◆ DATA FOR THE TASK ◆

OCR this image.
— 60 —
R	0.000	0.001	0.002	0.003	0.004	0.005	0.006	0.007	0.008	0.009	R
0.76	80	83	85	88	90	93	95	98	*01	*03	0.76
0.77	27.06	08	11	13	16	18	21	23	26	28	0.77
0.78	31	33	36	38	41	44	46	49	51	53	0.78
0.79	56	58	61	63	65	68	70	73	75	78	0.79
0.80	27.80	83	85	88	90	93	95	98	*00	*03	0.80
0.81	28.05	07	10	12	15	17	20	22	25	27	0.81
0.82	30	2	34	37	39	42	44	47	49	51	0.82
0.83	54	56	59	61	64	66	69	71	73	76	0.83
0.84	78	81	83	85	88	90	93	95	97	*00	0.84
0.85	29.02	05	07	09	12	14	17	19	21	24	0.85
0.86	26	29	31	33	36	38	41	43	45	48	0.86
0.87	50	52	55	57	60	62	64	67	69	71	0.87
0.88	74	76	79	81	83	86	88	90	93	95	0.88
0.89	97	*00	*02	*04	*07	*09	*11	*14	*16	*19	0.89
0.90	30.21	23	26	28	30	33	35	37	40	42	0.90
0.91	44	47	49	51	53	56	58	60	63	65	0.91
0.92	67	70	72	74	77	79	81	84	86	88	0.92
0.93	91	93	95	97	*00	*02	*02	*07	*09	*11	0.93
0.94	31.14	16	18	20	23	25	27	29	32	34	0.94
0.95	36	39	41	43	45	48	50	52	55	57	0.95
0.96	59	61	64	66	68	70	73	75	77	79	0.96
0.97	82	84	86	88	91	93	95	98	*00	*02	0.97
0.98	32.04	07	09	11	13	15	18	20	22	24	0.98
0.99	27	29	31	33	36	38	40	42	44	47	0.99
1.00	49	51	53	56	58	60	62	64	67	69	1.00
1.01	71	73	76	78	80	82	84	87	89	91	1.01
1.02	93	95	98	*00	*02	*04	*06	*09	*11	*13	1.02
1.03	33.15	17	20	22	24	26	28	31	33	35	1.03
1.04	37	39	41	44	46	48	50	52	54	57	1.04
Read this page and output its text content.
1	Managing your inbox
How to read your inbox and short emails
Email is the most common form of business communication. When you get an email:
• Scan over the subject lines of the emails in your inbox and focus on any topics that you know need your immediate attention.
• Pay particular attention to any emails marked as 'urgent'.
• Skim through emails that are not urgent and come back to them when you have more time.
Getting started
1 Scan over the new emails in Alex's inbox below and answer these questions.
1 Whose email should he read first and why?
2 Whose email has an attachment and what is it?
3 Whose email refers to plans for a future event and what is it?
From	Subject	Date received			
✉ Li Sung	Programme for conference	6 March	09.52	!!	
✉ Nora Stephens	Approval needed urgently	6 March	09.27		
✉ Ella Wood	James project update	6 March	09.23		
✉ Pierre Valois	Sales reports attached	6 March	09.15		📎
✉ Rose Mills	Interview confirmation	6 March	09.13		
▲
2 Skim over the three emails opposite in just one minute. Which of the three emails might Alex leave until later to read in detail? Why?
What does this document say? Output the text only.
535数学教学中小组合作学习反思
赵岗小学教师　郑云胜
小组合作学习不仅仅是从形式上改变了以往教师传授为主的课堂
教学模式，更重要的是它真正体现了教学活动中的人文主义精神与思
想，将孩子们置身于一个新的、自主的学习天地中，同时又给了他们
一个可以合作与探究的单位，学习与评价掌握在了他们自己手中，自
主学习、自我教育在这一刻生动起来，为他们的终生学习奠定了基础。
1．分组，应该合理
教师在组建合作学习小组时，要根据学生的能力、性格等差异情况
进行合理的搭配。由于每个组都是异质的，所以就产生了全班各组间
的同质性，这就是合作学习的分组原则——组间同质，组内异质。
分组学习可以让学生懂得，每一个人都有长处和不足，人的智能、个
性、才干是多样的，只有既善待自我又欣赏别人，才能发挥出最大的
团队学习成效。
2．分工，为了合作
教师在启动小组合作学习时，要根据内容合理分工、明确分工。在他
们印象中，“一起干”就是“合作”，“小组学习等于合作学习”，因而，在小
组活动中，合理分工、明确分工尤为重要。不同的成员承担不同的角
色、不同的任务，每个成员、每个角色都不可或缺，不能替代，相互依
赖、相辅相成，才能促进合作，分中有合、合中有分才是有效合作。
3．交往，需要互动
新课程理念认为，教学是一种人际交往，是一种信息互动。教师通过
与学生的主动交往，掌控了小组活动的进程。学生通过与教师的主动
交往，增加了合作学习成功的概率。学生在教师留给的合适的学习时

◆ GOAL OF THE EXERCISE ◆
Which lines hold the string "Whose"? Copy all of them from the data above.

◆ SOLUTION FOR THIS TASK ◆
1 Whose email should he read first and why?
2 Whose email has an attachment and what is it?
3 Whose email refers to plans for a future event and what is it?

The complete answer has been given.